(Dataset items)
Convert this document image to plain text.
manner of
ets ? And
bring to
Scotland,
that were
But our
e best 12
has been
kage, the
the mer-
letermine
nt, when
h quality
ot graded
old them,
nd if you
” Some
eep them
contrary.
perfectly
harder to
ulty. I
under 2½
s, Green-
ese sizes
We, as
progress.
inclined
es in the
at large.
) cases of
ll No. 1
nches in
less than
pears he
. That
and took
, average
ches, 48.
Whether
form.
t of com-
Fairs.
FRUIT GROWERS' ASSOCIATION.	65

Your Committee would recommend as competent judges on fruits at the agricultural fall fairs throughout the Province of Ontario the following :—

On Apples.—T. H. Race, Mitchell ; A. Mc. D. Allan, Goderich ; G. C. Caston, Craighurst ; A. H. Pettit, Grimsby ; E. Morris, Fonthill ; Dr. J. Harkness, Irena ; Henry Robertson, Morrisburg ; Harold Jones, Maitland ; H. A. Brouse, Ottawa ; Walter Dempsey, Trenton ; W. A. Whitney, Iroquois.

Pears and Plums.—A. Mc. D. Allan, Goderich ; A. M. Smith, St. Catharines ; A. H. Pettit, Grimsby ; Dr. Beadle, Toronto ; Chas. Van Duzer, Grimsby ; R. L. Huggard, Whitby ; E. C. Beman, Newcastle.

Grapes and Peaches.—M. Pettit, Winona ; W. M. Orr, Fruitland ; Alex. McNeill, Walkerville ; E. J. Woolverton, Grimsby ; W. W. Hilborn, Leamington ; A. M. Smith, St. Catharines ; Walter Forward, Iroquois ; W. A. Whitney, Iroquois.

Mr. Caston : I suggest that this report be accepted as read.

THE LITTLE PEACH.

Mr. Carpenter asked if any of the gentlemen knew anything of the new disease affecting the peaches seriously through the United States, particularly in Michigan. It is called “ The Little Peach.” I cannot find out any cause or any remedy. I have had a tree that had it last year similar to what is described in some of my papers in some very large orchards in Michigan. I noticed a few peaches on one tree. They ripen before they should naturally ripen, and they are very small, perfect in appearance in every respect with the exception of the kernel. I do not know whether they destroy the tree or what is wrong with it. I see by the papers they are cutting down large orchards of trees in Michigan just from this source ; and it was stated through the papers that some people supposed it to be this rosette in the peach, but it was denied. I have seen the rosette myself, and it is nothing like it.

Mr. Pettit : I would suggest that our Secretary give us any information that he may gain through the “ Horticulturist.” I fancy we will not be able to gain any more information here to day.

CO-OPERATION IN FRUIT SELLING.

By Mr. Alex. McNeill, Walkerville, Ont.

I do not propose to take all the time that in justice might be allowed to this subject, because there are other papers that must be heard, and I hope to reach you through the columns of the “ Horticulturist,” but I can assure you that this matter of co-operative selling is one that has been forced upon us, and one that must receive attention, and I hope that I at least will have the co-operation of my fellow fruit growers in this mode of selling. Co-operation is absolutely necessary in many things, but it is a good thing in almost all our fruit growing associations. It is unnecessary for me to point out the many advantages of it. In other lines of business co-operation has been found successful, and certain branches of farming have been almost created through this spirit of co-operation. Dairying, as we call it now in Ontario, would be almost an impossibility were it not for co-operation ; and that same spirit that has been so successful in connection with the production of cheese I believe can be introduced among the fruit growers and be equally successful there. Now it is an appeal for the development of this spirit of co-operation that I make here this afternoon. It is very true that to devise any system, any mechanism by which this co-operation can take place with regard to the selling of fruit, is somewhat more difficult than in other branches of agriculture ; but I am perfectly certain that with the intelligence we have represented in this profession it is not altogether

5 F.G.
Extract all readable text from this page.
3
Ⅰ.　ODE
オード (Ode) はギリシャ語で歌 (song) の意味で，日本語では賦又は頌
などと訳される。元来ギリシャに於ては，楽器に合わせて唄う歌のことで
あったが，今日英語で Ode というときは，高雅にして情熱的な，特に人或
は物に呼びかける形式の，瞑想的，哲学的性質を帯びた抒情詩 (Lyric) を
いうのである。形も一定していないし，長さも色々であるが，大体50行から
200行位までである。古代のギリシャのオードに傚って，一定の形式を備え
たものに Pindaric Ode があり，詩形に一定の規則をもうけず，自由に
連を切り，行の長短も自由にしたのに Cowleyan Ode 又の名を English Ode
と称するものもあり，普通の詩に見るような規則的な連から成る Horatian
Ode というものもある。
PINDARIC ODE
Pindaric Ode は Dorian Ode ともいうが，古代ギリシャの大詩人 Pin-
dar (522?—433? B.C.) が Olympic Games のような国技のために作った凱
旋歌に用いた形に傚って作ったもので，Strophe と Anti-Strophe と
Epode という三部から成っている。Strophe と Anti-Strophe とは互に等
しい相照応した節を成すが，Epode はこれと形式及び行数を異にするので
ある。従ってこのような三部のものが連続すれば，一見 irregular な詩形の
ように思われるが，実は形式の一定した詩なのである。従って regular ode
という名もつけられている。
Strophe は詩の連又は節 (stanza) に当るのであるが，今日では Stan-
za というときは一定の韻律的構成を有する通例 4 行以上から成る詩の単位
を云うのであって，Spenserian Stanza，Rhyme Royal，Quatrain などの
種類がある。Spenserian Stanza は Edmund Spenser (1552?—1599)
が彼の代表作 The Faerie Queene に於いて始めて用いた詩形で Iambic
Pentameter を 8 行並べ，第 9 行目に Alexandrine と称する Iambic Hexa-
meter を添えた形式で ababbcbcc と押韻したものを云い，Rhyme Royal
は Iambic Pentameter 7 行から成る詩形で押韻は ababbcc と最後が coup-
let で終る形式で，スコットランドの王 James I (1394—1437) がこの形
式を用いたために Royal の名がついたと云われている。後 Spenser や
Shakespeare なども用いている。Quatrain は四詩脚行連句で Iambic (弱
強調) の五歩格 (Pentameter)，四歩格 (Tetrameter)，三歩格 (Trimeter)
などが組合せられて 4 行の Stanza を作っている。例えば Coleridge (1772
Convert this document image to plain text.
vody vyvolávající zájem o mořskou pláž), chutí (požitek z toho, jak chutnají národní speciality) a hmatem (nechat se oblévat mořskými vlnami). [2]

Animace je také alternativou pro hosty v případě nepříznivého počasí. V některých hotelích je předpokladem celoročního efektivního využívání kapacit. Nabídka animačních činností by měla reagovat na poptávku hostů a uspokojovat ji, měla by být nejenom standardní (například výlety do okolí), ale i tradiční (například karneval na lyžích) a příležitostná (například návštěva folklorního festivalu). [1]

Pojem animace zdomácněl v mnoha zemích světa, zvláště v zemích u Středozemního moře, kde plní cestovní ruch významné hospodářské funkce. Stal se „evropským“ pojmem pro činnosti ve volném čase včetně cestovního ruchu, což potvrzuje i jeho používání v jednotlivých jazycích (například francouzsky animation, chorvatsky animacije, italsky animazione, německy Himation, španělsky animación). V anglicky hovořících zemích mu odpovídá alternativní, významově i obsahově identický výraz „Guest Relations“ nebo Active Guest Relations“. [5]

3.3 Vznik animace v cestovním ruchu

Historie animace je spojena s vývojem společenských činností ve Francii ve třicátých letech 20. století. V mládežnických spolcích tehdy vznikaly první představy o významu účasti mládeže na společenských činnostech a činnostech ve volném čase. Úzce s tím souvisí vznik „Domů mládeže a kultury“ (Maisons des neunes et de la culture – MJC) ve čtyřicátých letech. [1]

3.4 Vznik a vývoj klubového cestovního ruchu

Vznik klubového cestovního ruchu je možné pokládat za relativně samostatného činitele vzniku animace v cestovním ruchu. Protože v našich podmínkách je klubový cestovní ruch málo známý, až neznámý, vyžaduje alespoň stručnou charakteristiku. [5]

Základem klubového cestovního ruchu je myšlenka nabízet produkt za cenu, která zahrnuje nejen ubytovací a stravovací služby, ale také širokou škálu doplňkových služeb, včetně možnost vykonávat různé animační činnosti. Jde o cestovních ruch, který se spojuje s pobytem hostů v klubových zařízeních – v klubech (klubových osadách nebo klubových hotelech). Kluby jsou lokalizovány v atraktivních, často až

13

» **What is required**
Lines that hold "Walkerville" are the ones to copy; find all of them.

» **Result for this task**
Grapes and Peaches.—M. Pettit, Winona ; W. M. Orr, Fruitland ; Alex. McNeill, Walkerville ; E. J. Woolverton, Grimsby ; W. W. Hilborn, Leamington ; A. M. Smith, St. Catharines ; Walter Forward, Iroquois ; W. A. Whitney, Iroquois.
By Mr. Alex. McNeill, Walkerville, Ont.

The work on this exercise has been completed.